§ Dataset extract
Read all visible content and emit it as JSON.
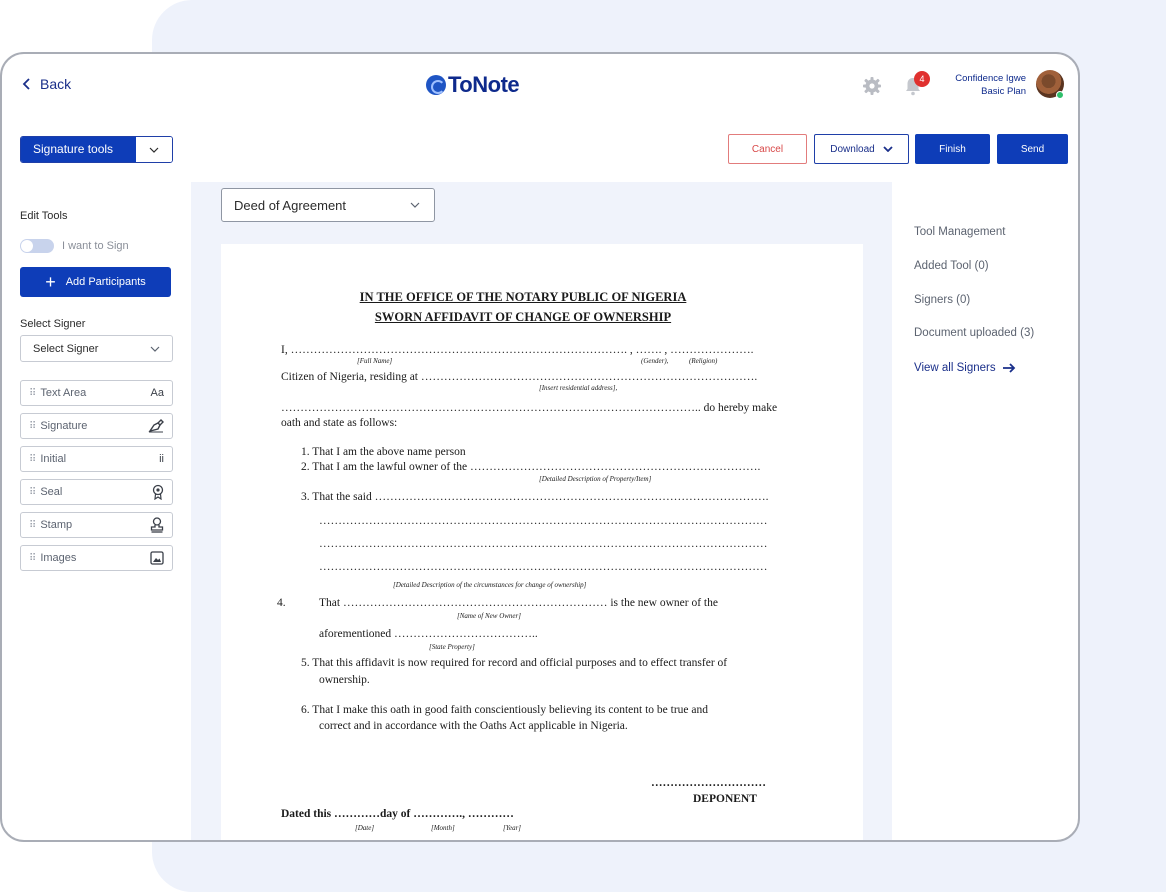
{
  "header": {
    "back_label": "Back",
    "logo_text": "ToNote",
    "notification_count": "4",
    "user_name": "Confidence Igwe",
    "user_plan": "Basic Plan"
  },
  "toolbar": {
    "signature_tools_label": "Signature tools",
    "cancel_label": "Cancel",
    "download_label": "Download",
    "finish_label": "Finish",
    "send_label": "Send"
  },
  "left_panel": {
    "edit_tools_label": "Edit Tools",
    "toggle_label": "I want to Sign",
    "add_participants_label": "Add Participants",
    "select_signer_label": "Select Signer",
    "select_signer_value": "Select Signer",
    "tools": [
      {
        "label": "Text Area",
        "icon": "text-aa-icon",
        "glyph": "Aa"
      },
      {
        "label": "Signature",
        "icon": "pen-nib-icon",
        "glyph": ""
      },
      {
        "label": "Initial",
        "icon": "initial-icon",
        "glyph": "ii"
      },
      {
        "label": "Seal",
        "icon": "seal-icon",
        "glyph": ""
      },
      {
        "label": "Stamp",
        "icon": "stamp-icon",
        "glyph": ""
      },
      {
        "label": "Images",
        "icon": "image-icon",
        "glyph": ""
      }
    ]
  },
  "document": {
    "template_select": "Deed of Agreement",
    "title1": "IN THE OFFICE OF THE NOTARY PUBLIC OF NIGERIA",
    "title2": "SWORN AFFIDAVIT OF CHANGE OF OWNERSHIP",
    "line_I": "I, ……………………………………………………………………………. , ……. , ………………….",
    "hint_fullname": "[Full Name]",
    "hint_gender": "(Gender),",
    "hint_religion": "(Religion)",
    "line_citizen": "Citizen of Nigeria, residing at …………………………………………………………………………….",
    "hint_address": "[Insert residential address],",
    "line_dots_hereby": "……………………………………………………………………………………………….. do hereby make",
    "line_oath": "oath and state as follows:",
    "item1": "1.  That I am the above name person",
    "item2": "2.  That I am the lawful owner of the ………………………………………………………………….",
    "hint_property": "[Detailed Description of Property/Item]",
    "item3": "3.  That the said ………………………………………………………………………………………….",
    "dots_line": "………………………………………………………………………………………………………",
    "hint_circumstances": "[Detailed Description of the circumstances for change of ownership]",
    "item4_num": "4.",
    "item4": "That …………………………………………………………… is the new owner of the",
    "hint_new_owner": "[Name of New Owner]",
    "item4b": "aforementioned ………………………………..",
    "hint_state_property": "[State Property]",
    "item5a": "5.  That this affidavit is now required for record and official purposes and to effect transfer of",
    "item5b": "ownership.",
    "item6a": "6.  That I make this oath in good faith conscientiously believing its content to be true and",
    "item6b": "correct and in accordance with the Oaths Act applicable in Nigeria.",
    "deponent_dots": "…………………………",
    "deponent": "DEPONENT",
    "dated": "Dated this …………day of …………., …………",
    "hint_date": "[Date]",
    "hint_month": "[Month]",
    "hint_year": "[Year]"
  },
  "right_panel": {
    "tool_management": "Tool Management",
    "added_tool": "Added Tool (0)",
    "signers": "Signers (0)",
    "document_uploaded": "Document uploaded (3)",
    "view_all_signers": "View all Signers"
  },
  "colors": {
    "primary": "#0e3db8",
    "cancel_border": "#e27c7c",
    "badge": "#e0312f",
    "panel_bg": "#eef2fb"
  }
}
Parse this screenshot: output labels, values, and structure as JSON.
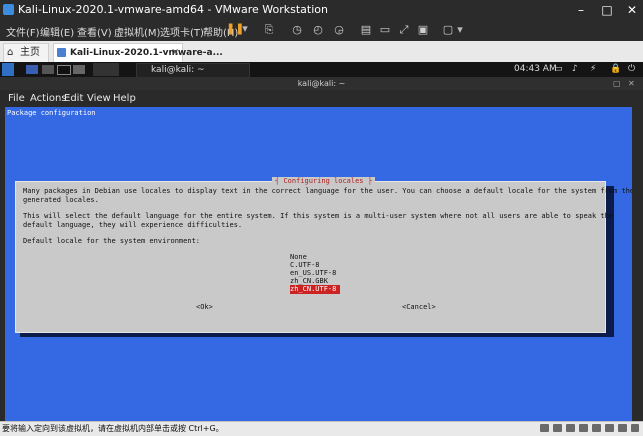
{
  "window": {
    "title": "Kali-Linux-2020.1-vmware-amd64 - VMware Workstation",
    "controls": [
      "–",
      "□",
      "✕"
    ]
  },
  "vm_menu": [
    "文件(F)",
    "编辑(E)",
    "查看(V)",
    "虚拟机(M)",
    "选项卡(T)",
    "帮助(H)"
  ],
  "tabs": [
    {
      "label": "主页"
    },
    {
      "label": "Kali-Linux-2020.1-vmware-a...",
      "close": "×"
    }
  ],
  "guest_panel": {
    "terminal_task": "kali@kali: ~",
    "clock": "04:43 AM"
  },
  "terminal": {
    "title": "kali@kali: ~",
    "menu": [
      "File",
      "Actions",
      "Edit",
      "View",
      "Help"
    ]
  },
  "screen": {
    "header": "Package configuration",
    "dialog": {
      "title": "Configuring locales",
      "lines": [
        "Many packages in Debian use locales to display text in the correct language for the user. You can choose a default locale for the system from the",
        "generated locales.",
        "",
        "This will select the default language for the entire system. If this system is a multi-user system where not all users are able to speak the",
        "default language, they will experience difficulties.",
        "",
        "Default locale for the system environment:"
      ],
      "options": [
        "None",
        "C.UTF-8",
        "en_US.UTF-8",
        "zh_CN.GBK",
        "zh_CN.UTF-8"
      ],
      "selected_index": 4,
      "ok": "<Ok>",
      "cancel": "<Cancel>"
    }
  },
  "status_bar": {
    "text": "要将输入定向到该虚拟机，请在虚拟机内部单击或按 Ctrl+G。"
  },
  "colors": {
    "dialog_bg": "#c9c9c9",
    "screen_bg": "#3469e3",
    "selected_bg": "#cc2222",
    "title_red": "#b02020"
  }
}
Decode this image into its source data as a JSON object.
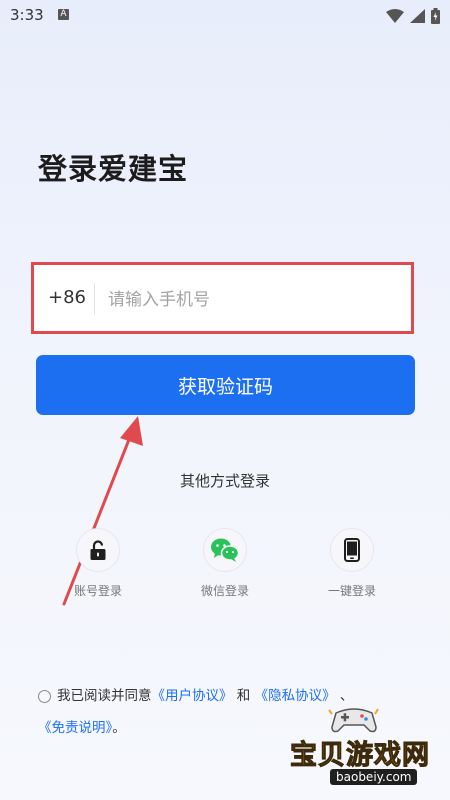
{
  "status_bar": {
    "time": "3:33",
    "notification_letter": "A"
  },
  "login": {
    "title": "登录爱建宝",
    "country_code": "+86",
    "phone_placeholder": "请输入手机号",
    "get_code_button": "获取验证码"
  },
  "other_methods": {
    "title": "其他方式登录",
    "items": [
      {
        "label": "账号登录",
        "icon": "lock-icon"
      },
      {
        "label": "微信登录",
        "icon": "wechat-icon"
      },
      {
        "label": "一键登录",
        "icon": "phone-icon"
      }
    ]
  },
  "agreement": {
    "prefix": "我已阅读并同意",
    "user_agreement": "《用户协议》",
    "and": "和",
    "privacy_agreement": "《隐私协议》",
    "separator": "、",
    "disclaimer": "《免责说明》",
    "period": "。"
  },
  "watermark": {
    "name": "宝贝游戏网",
    "url": "baobeiy.com"
  },
  "colors": {
    "primary": "#1d6ff2",
    "annotation_red": "#e04a4f",
    "wechat_green": "#2bc25a"
  }
}
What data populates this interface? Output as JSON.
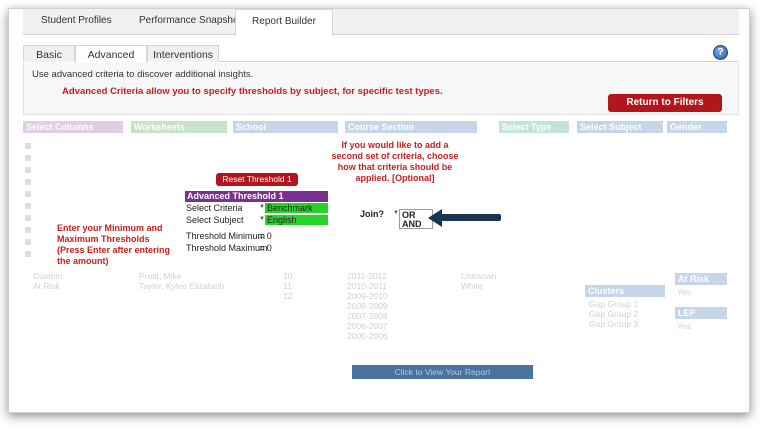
{
  "top_tabs": [
    "Student Profiles",
    "Performance Snapshots",
    "Report Builder"
  ],
  "sub_tabs": [
    "Basic",
    "Advanced",
    "Interventions"
  ],
  "help_label": "?",
  "description": "Use advanced criteria to discover additional insights.",
  "advanced_note": "Advanced Criteria allow you to specify thresholds by subject, for specific test types.",
  "return_button": "Return to Filters",
  "background_columns": [
    "Select Columns",
    "Worksheets",
    "School",
    "Course Section",
    "Select Type",
    "Select Subject",
    "Gender"
  ],
  "background_rows": {
    "columns_list": [
      "Custom",
      "At Risk"
    ],
    "names": [
      "Pruitt, Mike",
      "Taylor, Kylee Elizabeth"
    ],
    "grades": [
      "10",
      "11",
      "12"
    ],
    "years": [
      "2011-2012",
      "2010-2011",
      "2009-2010",
      "2008-2009",
      "2007-2008",
      "2006-2007",
      "2005-2006"
    ],
    "ethnicity": [
      "Unknown",
      "White"
    ],
    "clusters_title": "Clusters",
    "clusters": [
      "Gap Group 1",
      "Gap Group 2",
      "Gap Group 3"
    ],
    "at_risk_title": "At Risk",
    "at_risk_value": "Yes",
    "lep_title": "LEP",
    "lep_value": "Yes"
  },
  "reset_button": "Reset Threshold 1",
  "threshold": {
    "header": "Advanced Threshold 1",
    "criteria_label": "Select Criteria",
    "criteria_value": "Benchmark",
    "subject_label": "Select Subject",
    "subject_value": "English",
    "min_label": "Threshold Minimum",
    "min_value": "= 0",
    "max_label": "Threshold Maximum",
    "max_value": "= 0"
  },
  "notes": {
    "second_set": "If you would like to add a second set of criteria, choose how that criteria should be applied. [Optional]",
    "min_max": "Enter your Minimum and Maximum Thresholds (Press Enter after entering the amount)"
  },
  "join": {
    "label": "Join?",
    "options": [
      "OR",
      "AND"
    ]
  },
  "view_report_button": "Click to View Your Report"
}
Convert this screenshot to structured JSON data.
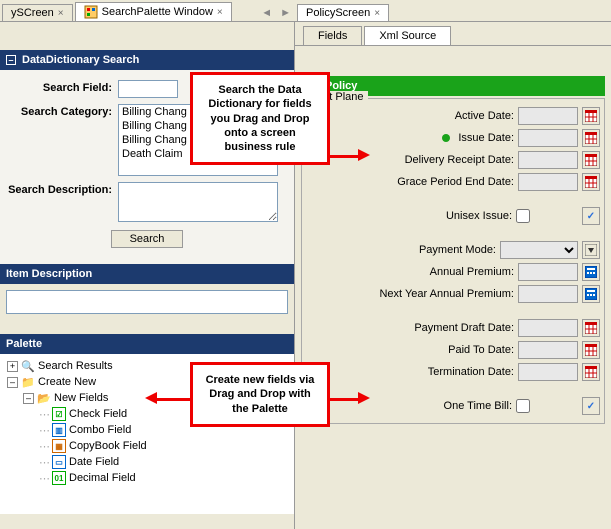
{
  "top_tabs_left": [
    {
      "label": "ySCreen",
      "active": false
    },
    {
      "label": "SearchPalette Window",
      "active": true
    }
  ],
  "top_tabs_right": [
    {
      "label": "PolicyScreen",
      "active": true
    }
  ],
  "sub_tabs": [
    {
      "label": "Fields",
      "active": false
    },
    {
      "label": "Xml Source",
      "active": true
    }
  ],
  "sections": {
    "datadict": "DataDictionary Search",
    "itemdesc": "Item Description",
    "palette": "Palette"
  },
  "form": {
    "search_field_label": "Search Field:",
    "search_category_label": "Search Category:",
    "search_description_label": "Search Description:",
    "search_button": "Search",
    "categories": [
      "Billing Chang",
      "Billing Chang",
      "Billing Chang",
      "Death Claim"
    ]
  },
  "palette_tree": {
    "search_results": "Search Results",
    "create_new": "Create New",
    "new_fields": "New Fields",
    "items": [
      {
        "label": "Check Field",
        "icon": "☑",
        "color": "#0a0"
      },
      {
        "label": "Combo Field",
        "icon": "▥",
        "color": "#06c"
      },
      {
        "label": "CopyBook Field",
        "icon": "▦",
        "color": "#c60"
      },
      {
        "label": "Date Field",
        "icon": "▭",
        "color": "#06c"
      },
      {
        "label": "Decimal Field",
        "icon": "01",
        "color": "#0a0"
      }
    ]
  },
  "policy": {
    "header": "Policy",
    "legend": "Left Plane",
    "fields": [
      {
        "label": "Active Date:",
        "type": "text",
        "icon": "cal"
      },
      {
        "label": "Issue Date:",
        "type": "text",
        "icon": "cal",
        "marker": true
      },
      {
        "label": "Delivery Receipt Date:",
        "type": "text",
        "icon": "cal"
      },
      {
        "label": "Grace Period End Date:",
        "type": "text",
        "icon": "cal"
      },
      {
        "spacer": true
      },
      {
        "label": "Unisex Issue:",
        "type": "check",
        "icon": "chk"
      },
      {
        "spacer": true
      },
      {
        "label": "Payment Mode:",
        "type": "combo",
        "icon": "combo"
      },
      {
        "label": "Annual Premium:",
        "type": "text",
        "icon": "calc"
      },
      {
        "label": "Next Year Annual Premium:",
        "type": "text",
        "icon": "calc"
      },
      {
        "spacer": true
      },
      {
        "label": "Payment Draft Date:",
        "type": "text",
        "icon": "cal"
      },
      {
        "label": "Paid To Date:",
        "type": "text",
        "icon": "cal"
      },
      {
        "label": "Termination Date:",
        "type": "text",
        "icon": "cal"
      },
      {
        "spacer": true
      },
      {
        "label": "One Time Bill:",
        "type": "check",
        "icon": "chk"
      }
    ]
  },
  "callouts": {
    "top": "Search the Data Dictionary for fields you Drag and Drop onto a screen business rule",
    "bottom": "Create new fields via Drag and Drop with the Palette"
  }
}
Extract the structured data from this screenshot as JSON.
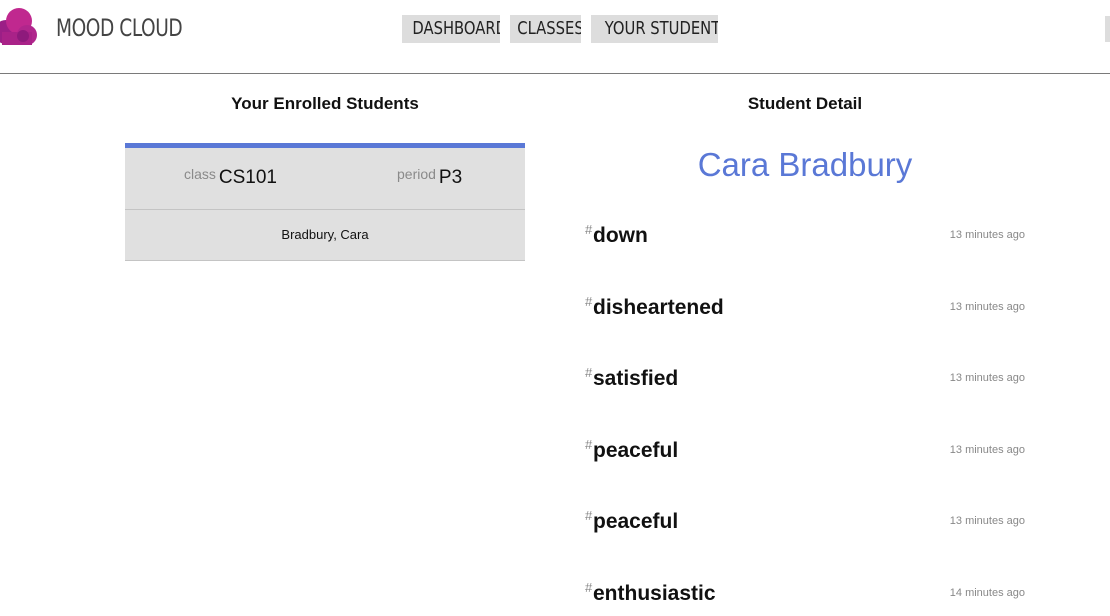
{
  "header": {
    "brand": "MOOD CLOUD",
    "nav": [
      "DASHBOARD",
      "CLASSES",
      "YOUR STUDENTS"
    ]
  },
  "enrolled": {
    "title": "Your Enrolled Students",
    "class_label": "class",
    "class_value": "CS101",
    "period_label": "period",
    "period_value": "P3",
    "students": [
      "Bradbury, Cara"
    ]
  },
  "detail": {
    "title": "Student Detail",
    "student_name": "Cara Bradbury",
    "hash_symbol": "#",
    "moods": [
      {
        "tag": "down",
        "time": "13 minutes ago"
      },
      {
        "tag": "disheartened",
        "time": "13 minutes ago"
      },
      {
        "tag": "satisfied",
        "time": "13 minutes ago"
      },
      {
        "tag": "peaceful",
        "time": "13 minutes ago"
      },
      {
        "tag": "peaceful",
        "time": "13 minutes ago"
      },
      {
        "tag": "enthusiastic",
        "time": "14 minutes ago"
      }
    ]
  },
  "colors": {
    "accent": "#5a78d6",
    "logo": "#b0268c",
    "nav_bg": "#dddddd",
    "card_bg": "#e0e0e0"
  },
  "icons": {
    "logo": "cloud-logo-icon"
  }
}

§ Exercise brief
Take every line from the data above that holds "Drop" and copy it out.

§ Answer to the exercise
    "top": "Search the Data Dictionary for fields you Drag and Drop onto a screen business rule",
    "bottom": "Create new fields via Drag and Drop with the Palette"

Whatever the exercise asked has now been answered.